*MATERIAL*
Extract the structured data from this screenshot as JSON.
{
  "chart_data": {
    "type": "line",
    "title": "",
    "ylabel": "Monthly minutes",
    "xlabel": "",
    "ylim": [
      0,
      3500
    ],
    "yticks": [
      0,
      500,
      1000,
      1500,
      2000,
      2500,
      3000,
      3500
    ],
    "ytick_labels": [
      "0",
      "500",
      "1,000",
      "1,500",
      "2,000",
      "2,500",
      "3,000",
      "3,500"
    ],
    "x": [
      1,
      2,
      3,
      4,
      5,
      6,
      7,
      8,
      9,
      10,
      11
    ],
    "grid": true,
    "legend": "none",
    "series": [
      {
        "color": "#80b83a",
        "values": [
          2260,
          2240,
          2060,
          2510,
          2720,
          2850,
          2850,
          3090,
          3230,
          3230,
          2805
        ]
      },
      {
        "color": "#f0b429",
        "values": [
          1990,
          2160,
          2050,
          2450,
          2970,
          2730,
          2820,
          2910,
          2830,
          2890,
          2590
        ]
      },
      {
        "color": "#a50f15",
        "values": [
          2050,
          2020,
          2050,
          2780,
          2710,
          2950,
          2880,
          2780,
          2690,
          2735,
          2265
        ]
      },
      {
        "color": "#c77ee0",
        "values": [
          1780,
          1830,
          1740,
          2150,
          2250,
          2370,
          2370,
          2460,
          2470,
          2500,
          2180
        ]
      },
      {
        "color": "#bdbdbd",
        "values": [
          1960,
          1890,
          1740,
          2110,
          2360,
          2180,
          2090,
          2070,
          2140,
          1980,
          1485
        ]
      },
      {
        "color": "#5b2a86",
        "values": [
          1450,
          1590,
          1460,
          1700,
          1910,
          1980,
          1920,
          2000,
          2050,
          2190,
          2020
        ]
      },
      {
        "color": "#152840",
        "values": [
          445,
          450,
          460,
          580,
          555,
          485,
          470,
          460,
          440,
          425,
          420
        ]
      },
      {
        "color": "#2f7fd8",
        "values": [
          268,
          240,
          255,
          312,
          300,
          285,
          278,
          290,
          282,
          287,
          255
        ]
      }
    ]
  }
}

*REQUIRED TASK*
Return all of the entries exactly as they were supplied.

*REPLY TO THE EXERCISE*
Extract the structured data from this screenshot as JSON.
{
  "chart_data": {
    "type": "line",
    "title": "",
    "ylabel": "Monthly minutes",
    "xlabel": "",
    "ylim": [
      0,
      3500
    ],
    "yticks": [
      0,
      500,
      1000,
      1500,
      2000,
      2500,
      3000,
      3500
    ],
    "ytick_labels": [
      "0",
      "500",
      "1,000",
      "1,500",
      "2,000",
      "2,500",
      "3,000",
      "3,500"
    ],
    "x": [
      1,
      2,
      3,
      4,
      5,
      6,
      7,
      8,
      9,
      10,
      11
    ],
    "grid": true,
    "legend": "none",
    "series": [
      {
        "color": "#80b83a",
        "values": [
          2260,
          2240,
          2060,
          2510,
          2720,
          2850,
          2850,
          3090,
          3230,
          3230,
          2805
        ]
      },
      {
        "color": "#f0b429",
        "values": [
          1990,
          2160,
          2050,
          2450,
          2970,
          2730,
          2820,
          2910,
          2830,
          2890,
          2590
        ]
      },
      {
        "color": "#a50f15",
        "values": [
          2050,
          2020,
          2050,
          2780,
          2710,
          2950,
          2880,
          2780,
          2690,
          2735,
          2265
        ]
      },
      {
        "color": "#c77ee0",
        "values": [
          1780,
          1830,
          1740,
          2150,
          2250,
          2370,
          2370,
          2460,
          2470,
          2500,
          2180
        ]
      },
      {
        "color": "#bdbdbd",
        "values": [
          1960,
          1890,
          1740,
          2110,
          2360,
          2180,
          2090,
          2070,
          2140,
          1980,
          1485
        ]
      },
      {
        "color": "#5b2a86",
        "values": [
          1450,
          1590,
          1460,
          1700,
          1910,
          1980,
          1920,
          2000,
          2050,
          2190,
          2020
        ]
      },
      {
        "color": "#152840",
        "values": [
          445,
          450,
          460,
          580,
          555,
          485,
          470,
          460,
          440,
          425,
          420
        ]
      },
      {
        "color": "#2f7fd8",
        "values": [
          268,
          240,
          255,
          312,
          300,
          285,
          278,
          290,
          282,
          287,
          255
        ]
      }
    ]
  }
}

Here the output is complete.